From the listing that follows, output everything exactly except the pictures.
--- START OF Material for this task ---
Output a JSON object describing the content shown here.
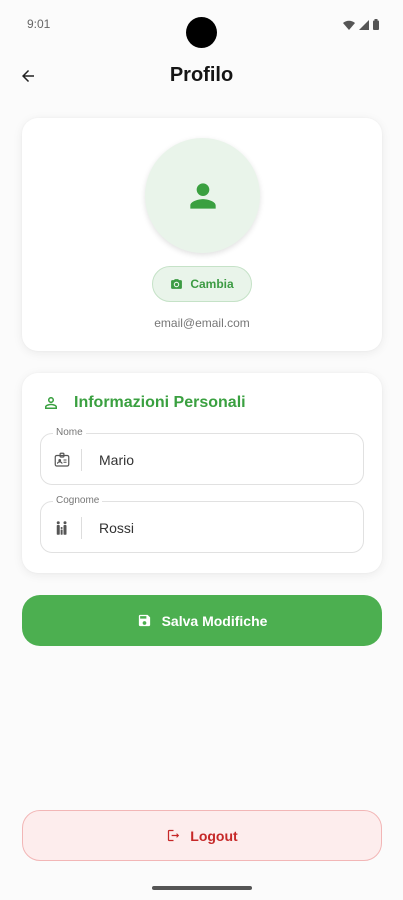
{
  "status_bar": {
    "time": "9:01",
    "icons": [
      "wifi-icon",
      "signal-icon",
      "battery-icon"
    ]
  },
  "app_bar": {
    "title": "Profilo",
    "back_icon": "arrow-left-icon"
  },
  "profile": {
    "avatar_icon": "person-icon",
    "change_label": "Cambia",
    "change_icon": "camera-icon",
    "email": "email@email.com"
  },
  "personal_info": {
    "title": "Informazioni Personali",
    "icon": "person-outline-icon",
    "fields": [
      {
        "label": "Nome",
        "value": "Mario",
        "icon": "badge-icon"
      },
      {
        "label": "Cognome",
        "value": "Rossi",
        "icon": "family-icon"
      }
    ]
  },
  "actions": {
    "save_label": "Salva Modifiche",
    "save_icon": "save-icon",
    "logout_label": "Logout",
    "logout_icon": "logout-icon"
  },
  "colors": {
    "primary": "#4caf50",
    "primary_text": "#3aa040",
    "primary_light": "#e9f4ea",
    "danger": "#c62828",
    "danger_light": "#fdeded"
  }
}
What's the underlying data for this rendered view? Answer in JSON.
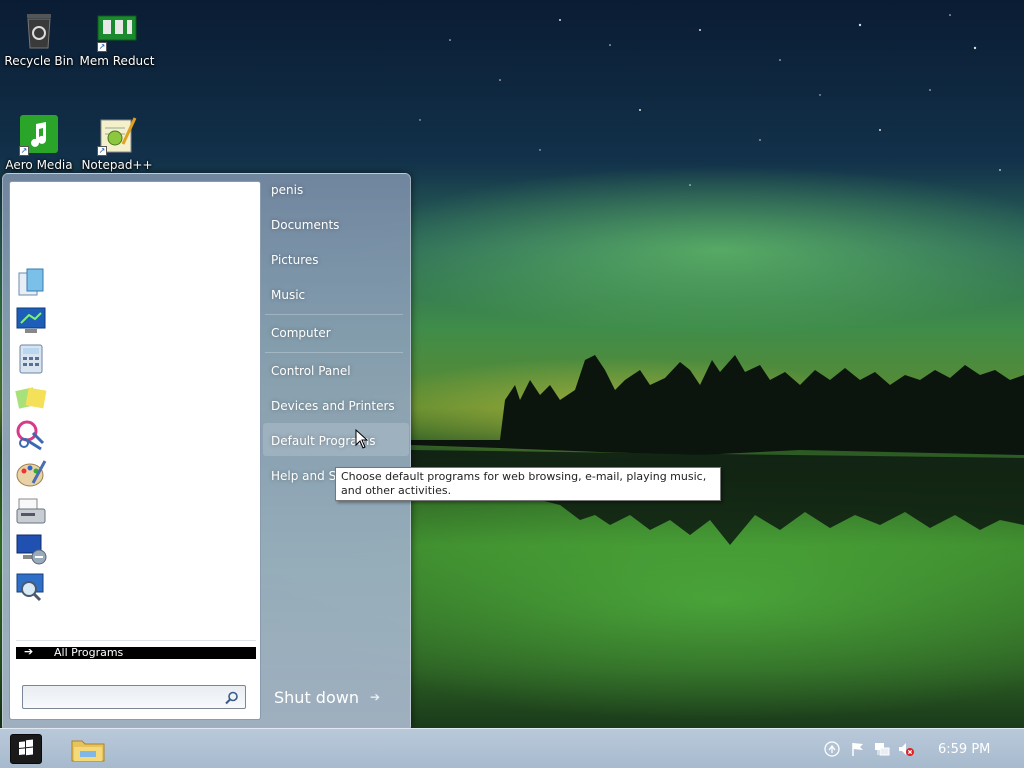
{
  "desktop": {
    "icons": [
      {
        "label": "Recycle Bin",
        "icon": "recycle-bin-icon"
      },
      {
        "label": "Mem Reduct",
        "icon": "memory-icon"
      },
      {
        "label": "Aero Media",
        "icon": "music-note-icon"
      },
      {
        "label": "Notepad++",
        "icon": "notepad-icon"
      }
    ]
  },
  "start_menu": {
    "pinned_programs": [
      {
        "icon": "getting-started-icon"
      },
      {
        "icon": "remote-desktop-icon"
      },
      {
        "icon": "calculator-icon"
      },
      {
        "icon": "sticky-notes-icon"
      },
      {
        "icon": "snipping-tool-icon"
      },
      {
        "icon": "paint-icon"
      },
      {
        "icon": "fax-scan-icon"
      },
      {
        "icon": "remote-connection-icon"
      },
      {
        "icon": "magnifier-icon"
      }
    ],
    "all_programs_label": "All Programs",
    "search_placeholder": "",
    "right_items": [
      {
        "label": "penis"
      },
      {
        "label": "Documents"
      },
      {
        "label": "Pictures"
      },
      {
        "label": "Music"
      },
      {
        "label": "Computer"
      },
      {
        "label": "Control Panel"
      },
      {
        "label": "Devices and Printers"
      },
      {
        "label": "Default Programs"
      },
      {
        "label": "Help and Support"
      }
    ],
    "shutdown_label": "Shut down",
    "tooltip": "Choose default programs for web browsing, e-mail, playing music, and other activities."
  },
  "taskbar": {
    "clock": "6:59 PM",
    "tray_icons": [
      "action-center-up-icon",
      "flag-icon",
      "network-icon",
      "volume-muted-icon"
    ],
    "pinned": [
      "windows-start-icon",
      "file-explorer-icon"
    ]
  },
  "colors": {
    "taskbar": "#b0c2d4",
    "start_menu": "#8fa4bd",
    "tooltip_bg": "#ffffff"
  }
}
--- END OF Material for this task ---
### Worked answer:
Output a JSON object describing the content shown here.
{
  "status_bar": {
    "time": "9:01",
    "icons": [
      "wifi-icon",
      "signal-icon",
      "battery-icon"
    ]
  },
  "app_bar": {
    "title": "Profilo",
    "back_icon": "arrow-left-icon"
  },
  "profile": {
    "avatar_icon": "person-icon",
    "change_label": "Cambia",
    "change_icon": "camera-icon",
    "email": "email@email.com"
  },
  "personal_info": {
    "title": "Informazioni Personali",
    "icon": "person-outline-icon",
    "fields": [
      {
        "label": "Nome",
        "value": "Mario",
        "icon": "badge-icon"
      },
      {
        "label": "Cognome",
        "value": "Rossi",
        "icon": "family-icon"
      }
    ]
  },
  "actions": {
    "save_label": "Salva Modifiche",
    "save_icon": "save-icon",
    "logout_label": "Logout",
    "logout_icon": "logout-icon"
  },
  "colors": {
    "primary": "#4caf50",
    "primary_text": "#3aa040",
    "primary_light": "#e9f4ea",
    "danger": "#c62828",
    "danger_light": "#fdeded"
  }
}
What's the underlying data for this rendered view? Answer in JSON.
{
  "desktop": {
    "icons": [
      {
        "label": "Recycle Bin",
        "icon": "recycle-bin-icon"
      },
      {
        "label": "Mem Reduct",
        "icon": "memory-icon"
      },
      {
        "label": "Aero Media",
        "icon": "music-note-icon"
      },
      {
        "label": "Notepad++",
        "icon": "notepad-icon"
      }
    ]
  },
  "start_menu": {
    "pinned_programs": [
      {
        "icon": "getting-started-icon"
      },
      {
        "icon": "remote-desktop-icon"
      },
      {
        "icon": "calculator-icon"
      },
      {
        "icon": "sticky-notes-icon"
      },
      {
        "icon": "snipping-tool-icon"
      },
      {
        "icon": "paint-icon"
      },
      {
        "icon": "fax-scan-icon"
      },
      {
        "icon": "remote-connection-icon"
      },
      {
        "icon": "magnifier-icon"
      }
    ],
    "all_programs_label": "All Programs",
    "search_placeholder": "",
    "right_items": [
      {
        "label": "penis"
      },
      {
        "label": "Documents"
      },
      {
        "label": "Pictures"
      },
      {
        "label": "Music"
      },
      {
        "label": "Computer"
      },
      {
        "label": "Control Panel"
      },
      {
        "label": "Devices and Printers"
      },
      {
        "label": "Default Programs"
      },
      {
        "label": "Help and Support"
      }
    ],
    "shutdown_label": "Shut down",
    "tooltip": "Choose default programs for web browsing, e-mail, playing music, and other activities."
  },
  "taskbar": {
    "clock": "6:59 PM",
    "tray_icons": [
      "action-center-up-icon",
      "flag-icon",
      "network-icon",
      "volume-muted-icon"
    ],
    "pinned": [
      "windows-start-icon",
      "file-explorer-icon"
    ]
  },
  "colors": {
    "taskbar": "#b0c2d4",
    "start_menu": "#8fa4bd",
    "tooltip_bg": "#ffffff"
  }
}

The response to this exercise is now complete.